_INFORMATION GIVEN:_
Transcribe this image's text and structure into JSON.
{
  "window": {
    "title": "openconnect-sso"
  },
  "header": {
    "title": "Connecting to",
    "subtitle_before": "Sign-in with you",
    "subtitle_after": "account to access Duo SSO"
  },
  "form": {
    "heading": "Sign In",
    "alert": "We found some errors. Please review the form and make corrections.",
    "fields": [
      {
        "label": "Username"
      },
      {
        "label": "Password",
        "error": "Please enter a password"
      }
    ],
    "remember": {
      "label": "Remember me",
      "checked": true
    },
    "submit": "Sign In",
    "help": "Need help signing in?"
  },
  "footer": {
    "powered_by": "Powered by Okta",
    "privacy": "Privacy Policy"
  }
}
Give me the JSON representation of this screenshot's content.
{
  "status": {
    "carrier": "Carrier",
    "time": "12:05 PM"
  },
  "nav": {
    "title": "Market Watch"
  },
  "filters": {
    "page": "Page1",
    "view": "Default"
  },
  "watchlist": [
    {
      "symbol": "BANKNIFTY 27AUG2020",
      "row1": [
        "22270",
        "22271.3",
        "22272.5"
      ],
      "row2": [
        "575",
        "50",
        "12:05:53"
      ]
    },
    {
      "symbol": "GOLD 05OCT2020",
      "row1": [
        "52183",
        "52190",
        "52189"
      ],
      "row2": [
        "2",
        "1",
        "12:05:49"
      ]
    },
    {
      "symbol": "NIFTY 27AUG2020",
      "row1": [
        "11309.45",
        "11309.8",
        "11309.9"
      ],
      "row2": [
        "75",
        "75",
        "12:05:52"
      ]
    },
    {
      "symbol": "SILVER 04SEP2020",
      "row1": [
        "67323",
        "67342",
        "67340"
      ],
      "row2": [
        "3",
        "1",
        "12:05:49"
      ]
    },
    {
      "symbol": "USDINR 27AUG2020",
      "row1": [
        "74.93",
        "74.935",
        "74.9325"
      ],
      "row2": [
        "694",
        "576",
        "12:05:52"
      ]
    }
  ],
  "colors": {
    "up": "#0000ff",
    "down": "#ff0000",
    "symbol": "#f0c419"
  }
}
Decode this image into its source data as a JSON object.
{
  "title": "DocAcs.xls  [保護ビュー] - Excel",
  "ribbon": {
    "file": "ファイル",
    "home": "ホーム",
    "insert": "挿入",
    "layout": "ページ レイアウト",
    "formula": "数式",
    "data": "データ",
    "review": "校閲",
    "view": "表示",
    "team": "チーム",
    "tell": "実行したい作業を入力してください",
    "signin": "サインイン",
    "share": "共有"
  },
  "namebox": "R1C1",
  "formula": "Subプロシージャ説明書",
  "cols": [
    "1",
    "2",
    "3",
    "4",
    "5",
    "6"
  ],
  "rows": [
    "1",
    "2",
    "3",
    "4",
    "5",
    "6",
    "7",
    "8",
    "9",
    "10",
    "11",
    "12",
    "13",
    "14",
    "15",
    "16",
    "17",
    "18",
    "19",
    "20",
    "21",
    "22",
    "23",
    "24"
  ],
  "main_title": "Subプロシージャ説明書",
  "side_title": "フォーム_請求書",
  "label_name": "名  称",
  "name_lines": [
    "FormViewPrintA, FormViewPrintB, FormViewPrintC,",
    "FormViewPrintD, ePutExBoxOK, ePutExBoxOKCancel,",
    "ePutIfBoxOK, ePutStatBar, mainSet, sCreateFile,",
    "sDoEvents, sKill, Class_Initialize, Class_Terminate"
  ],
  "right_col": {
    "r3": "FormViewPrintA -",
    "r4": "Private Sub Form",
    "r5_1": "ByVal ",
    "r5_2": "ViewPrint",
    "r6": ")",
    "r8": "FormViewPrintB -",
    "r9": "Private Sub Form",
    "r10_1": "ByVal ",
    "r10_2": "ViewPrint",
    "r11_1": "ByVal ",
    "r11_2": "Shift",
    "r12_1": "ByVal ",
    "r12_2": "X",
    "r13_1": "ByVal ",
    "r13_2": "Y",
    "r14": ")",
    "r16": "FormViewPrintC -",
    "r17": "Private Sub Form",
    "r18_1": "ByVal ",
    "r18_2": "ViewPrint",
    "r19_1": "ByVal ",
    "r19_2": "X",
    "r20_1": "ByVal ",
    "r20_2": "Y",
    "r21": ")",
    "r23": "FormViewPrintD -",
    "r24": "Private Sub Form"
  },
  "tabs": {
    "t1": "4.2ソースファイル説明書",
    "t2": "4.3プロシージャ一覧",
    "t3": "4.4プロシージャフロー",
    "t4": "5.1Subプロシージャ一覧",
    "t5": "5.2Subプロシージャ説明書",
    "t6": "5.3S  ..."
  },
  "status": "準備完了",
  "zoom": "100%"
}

_STATED GOAL:_ Tally up the lines in the records that contain the word "into" and give only the total.

_REPLY TO THE EXERCISE:_ 2